= Written task =
Copy all the records below line by line, keeping every character and the original order unchanged.

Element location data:
──────
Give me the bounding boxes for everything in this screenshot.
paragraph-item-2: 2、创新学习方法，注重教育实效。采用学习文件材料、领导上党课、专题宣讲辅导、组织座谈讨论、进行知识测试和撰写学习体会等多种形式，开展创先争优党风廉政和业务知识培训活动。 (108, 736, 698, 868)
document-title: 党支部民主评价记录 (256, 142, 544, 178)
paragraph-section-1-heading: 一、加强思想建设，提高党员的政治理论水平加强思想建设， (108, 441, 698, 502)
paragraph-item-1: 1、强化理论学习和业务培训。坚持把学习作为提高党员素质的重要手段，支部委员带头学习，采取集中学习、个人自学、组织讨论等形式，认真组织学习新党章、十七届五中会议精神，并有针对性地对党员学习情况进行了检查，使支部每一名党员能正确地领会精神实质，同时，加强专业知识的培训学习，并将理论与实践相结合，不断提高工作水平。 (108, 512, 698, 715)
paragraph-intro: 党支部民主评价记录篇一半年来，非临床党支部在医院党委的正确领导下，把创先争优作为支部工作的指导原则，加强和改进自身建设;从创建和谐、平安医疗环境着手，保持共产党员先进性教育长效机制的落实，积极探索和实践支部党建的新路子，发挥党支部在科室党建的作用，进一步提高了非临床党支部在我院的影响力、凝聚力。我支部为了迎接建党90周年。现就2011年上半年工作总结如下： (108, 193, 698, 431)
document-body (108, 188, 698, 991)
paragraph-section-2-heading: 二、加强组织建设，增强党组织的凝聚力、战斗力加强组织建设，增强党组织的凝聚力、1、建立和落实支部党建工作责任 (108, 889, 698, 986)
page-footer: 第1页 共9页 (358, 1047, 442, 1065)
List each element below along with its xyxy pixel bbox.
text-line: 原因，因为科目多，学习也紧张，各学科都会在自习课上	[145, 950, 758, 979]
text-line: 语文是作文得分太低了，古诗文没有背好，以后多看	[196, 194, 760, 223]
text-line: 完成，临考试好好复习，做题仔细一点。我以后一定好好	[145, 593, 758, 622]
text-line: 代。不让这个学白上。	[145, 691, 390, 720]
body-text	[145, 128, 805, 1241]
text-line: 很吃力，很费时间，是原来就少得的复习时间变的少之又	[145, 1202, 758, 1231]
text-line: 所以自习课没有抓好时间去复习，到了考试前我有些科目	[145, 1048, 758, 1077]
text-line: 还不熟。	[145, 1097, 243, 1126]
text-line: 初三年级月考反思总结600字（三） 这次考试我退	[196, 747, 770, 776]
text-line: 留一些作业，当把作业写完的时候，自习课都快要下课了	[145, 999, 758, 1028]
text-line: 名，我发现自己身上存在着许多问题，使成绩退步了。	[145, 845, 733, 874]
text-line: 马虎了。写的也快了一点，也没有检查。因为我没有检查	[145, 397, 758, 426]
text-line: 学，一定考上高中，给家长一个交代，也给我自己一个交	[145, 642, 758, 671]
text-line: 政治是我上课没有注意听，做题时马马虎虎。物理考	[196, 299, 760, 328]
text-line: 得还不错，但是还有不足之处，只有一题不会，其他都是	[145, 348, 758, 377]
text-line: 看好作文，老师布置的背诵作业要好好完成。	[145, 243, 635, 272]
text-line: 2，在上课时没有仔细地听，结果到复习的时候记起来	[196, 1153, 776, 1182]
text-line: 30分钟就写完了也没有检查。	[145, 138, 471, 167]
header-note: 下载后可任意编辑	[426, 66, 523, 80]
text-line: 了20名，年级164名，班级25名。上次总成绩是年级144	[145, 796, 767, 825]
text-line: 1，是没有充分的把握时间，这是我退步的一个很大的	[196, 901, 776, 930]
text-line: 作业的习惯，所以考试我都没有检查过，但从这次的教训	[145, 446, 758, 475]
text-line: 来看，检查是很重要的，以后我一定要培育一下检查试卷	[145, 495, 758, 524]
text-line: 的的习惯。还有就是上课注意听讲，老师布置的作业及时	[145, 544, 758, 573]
──────
= Solution to the exercise =
Give me the bounding boxes for everything in this screenshot.
paragraph-item-2: 2、创新学习方法，注重教育实效。采用学习文件材料、领导上党课、专题宣讲辅导、组织座谈讨论、进行知识测试和撰写学习体会等多种形式，开展创先争优党风廉政和业务知识培训活动。 (108, 736, 698, 868)
document-title: 党支部民主评价记录 (256, 142, 544, 178)
paragraph-section-1-heading: 一、加强思想建设，提高党员的政治理论水平加强思想建设， (108, 441, 698, 502)
paragraph-item-1: 1、强化理论学习和业务培训。坚持把学习作为提高党员素质的重要手段，支部委员带头学习，采取集中学习、个人自学、组织讨论等形式，认真组织学习新党章、十七届五中会议精神，并有针对性地对党员学习情况进行了检查，使支部每一名党员能正确地领会精神实质，同时，加强专业知识的培训学习，并将理论与实践相结合，不断提高工作水平。 (108, 512, 698, 715)
paragraph-intro: 党支部民主评价记录篇一半年来，非临床党支部在医院党委的正确领导下，把创先争优作为支部工作的指导原则，加强和改进自身建设;从创建和谐、平安医疗环境着手，保持共产党员先进性教育长效机制的落实，积极探索和实践支部党建的新路子，发挥党支部在科室党建的作用，进一步提高了非临床党支部在我院的影响力、凝聚力。我支部为了迎接建党90周年。现就2011年上半年工作总结如下： (108, 193, 698, 431)
document-body (108, 188, 698, 991)
paragraph-section-2-heading: 二、加强组织建设，增强党组织的凝聚力、战斗力加强组织建设，增强党组织的凝聚力、1、建立和落实支部党建工作责任 (108, 889, 698, 986)
page-footer: 第1页 共9页 (358, 1047, 442, 1065)
List each element below along with its xyxy pixel bbox.
text-line: 原因，因为科目多，学习也紧张，各学科都会在自习课上	[145, 950, 758, 979]
text-line: 语文是作文得分太低了，古诗文没有背好，以后多看	[196, 194, 760, 223]
text-line: 完成，临考试好好复习，做题仔细一点。我以后一定好好	[145, 593, 758, 622]
text-line: 代。不让这个学白上。	[145, 691, 390, 720]
body-text	[145, 128, 805, 1241]
text-line: 很吃力，很费时间，是原来就少得的复习时间变的少之又	[145, 1202, 758, 1231]
text-line: 所以自习课没有抓好时间去复习，到了考试前我有些科目	[145, 1048, 758, 1077]
text-line: 还不熟。	[145, 1097, 243, 1126]
text-line: 初三年级月考反思总结600字（三） 这次考试我退	[196, 747, 770, 776]
text-line: 留一些作业，当把作业写完的时候，自习课都快要下课了	[145, 999, 758, 1028]
text-line: 名，我发现自己身上存在着许多问题，使成绩退步了。	[145, 845, 733, 874]
text-line: 马虎了。写的也快了一点，也没有检查。因为我没有检查	[145, 397, 758, 426]
text-line: 学，一定考上高中，给家长一个交代，也给我自己一个交	[145, 642, 758, 671]
text-line: 政治是我上课没有注意听，做题时马马虎虎。物理考	[196, 299, 760, 328]
text-line: 得还不错，但是还有不足之处，只有一题不会，其他都是	[145, 348, 758, 377]
text-line: 看好作文，老师布置的背诵作业要好好完成。	[145, 243, 635, 272]
text-line: 2，在上课时没有仔细地听，结果到复习的时候记起来	[196, 1153, 776, 1182]
text-line: 30分钟就写完了也没有检查。	[145, 138, 471, 167]
header-note: 下载后可任意编辑	[426, 66, 523, 80]
text-line: 了20名，年级164名，班级25名。上次总成绩是年级144	[145, 796, 767, 825]
text-line: 1，是没有充分的把握时间，这是我退步的一个很大的	[196, 901, 776, 930]
text-line: 作业的习惯，所以考试我都没有检查过，但从这次的教训	[145, 446, 758, 475]
text-line: 来看，检查是很重要的，以后我一定要培育一下检查试卷	[145, 495, 758, 524]
text-line: 的的习惯。还有就是上课注意听讲，老师布置的作业及时	[145, 544, 758, 573]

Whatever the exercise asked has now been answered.